Action item -
Exact copies of all the lines below are required.

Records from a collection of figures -
--- START ---
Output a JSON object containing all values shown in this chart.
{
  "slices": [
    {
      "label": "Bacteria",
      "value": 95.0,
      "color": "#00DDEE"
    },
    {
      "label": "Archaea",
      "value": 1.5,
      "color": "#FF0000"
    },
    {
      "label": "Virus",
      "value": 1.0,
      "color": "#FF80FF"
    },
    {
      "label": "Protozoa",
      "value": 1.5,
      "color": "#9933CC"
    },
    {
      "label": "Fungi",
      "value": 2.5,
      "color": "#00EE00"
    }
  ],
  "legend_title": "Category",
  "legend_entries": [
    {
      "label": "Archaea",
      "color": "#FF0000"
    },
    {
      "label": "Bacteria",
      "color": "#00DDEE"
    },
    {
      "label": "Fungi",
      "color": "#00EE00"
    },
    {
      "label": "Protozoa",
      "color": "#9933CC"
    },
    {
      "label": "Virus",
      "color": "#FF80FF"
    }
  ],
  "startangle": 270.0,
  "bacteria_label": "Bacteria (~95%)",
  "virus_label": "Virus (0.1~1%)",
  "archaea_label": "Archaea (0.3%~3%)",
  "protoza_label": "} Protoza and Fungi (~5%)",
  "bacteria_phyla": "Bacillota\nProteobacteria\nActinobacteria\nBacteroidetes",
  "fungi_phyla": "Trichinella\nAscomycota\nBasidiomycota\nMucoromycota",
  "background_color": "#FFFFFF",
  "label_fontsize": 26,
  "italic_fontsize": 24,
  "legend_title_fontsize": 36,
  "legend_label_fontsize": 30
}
--- END ---
Written response -
Output a JSON object containing all values shown in this chart.
{
  "slices": [
    {
      "label": "Bacteria",
      "value": 95.0,
      "color": "#00DDEE"
    },
    {
      "label": "Archaea",
      "value": 1.5,
      "color": "#FF0000"
    },
    {
      "label": "Virus",
      "value": 1.0,
      "color": "#FF80FF"
    },
    {
      "label": "Protozoa",
      "value": 1.5,
      "color": "#9933CC"
    },
    {
      "label": "Fungi",
      "value": 2.5,
      "color": "#00EE00"
    }
  ],
  "legend_title": "Category",
  "legend_entries": [
    {
      "label": "Archaea",
      "color": "#FF0000"
    },
    {
      "label": "Bacteria",
      "color": "#00DDEE"
    },
    {
      "label": "Fungi",
      "color": "#00EE00"
    },
    {
      "label": "Protozoa",
      "color": "#9933CC"
    },
    {
      "label": "Virus",
      "color": "#FF80FF"
    }
  ],
  "startangle": 270.0,
  "bacteria_label": "Bacteria (~95%)",
  "virus_label": "Virus (0.1~1%)",
  "archaea_label": "Archaea (0.3%~3%)",
  "protoza_label": "} Protoza and Fungi (~5%)",
  "bacteria_phyla": "Bacillota\nProteobacteria\nActinobacteria\nBacteroidetes",
  "fungi_phyla": "Trichinella\nAscomycota\nBasidiomycota\nMucoromycota",
  "background_color": "#FFFFFF",
  "label_fontsize": 26,
  "italic_fontsize": 24,
  "legend_title_fontsize": 36,
  "legend_label_fontsize": 30
}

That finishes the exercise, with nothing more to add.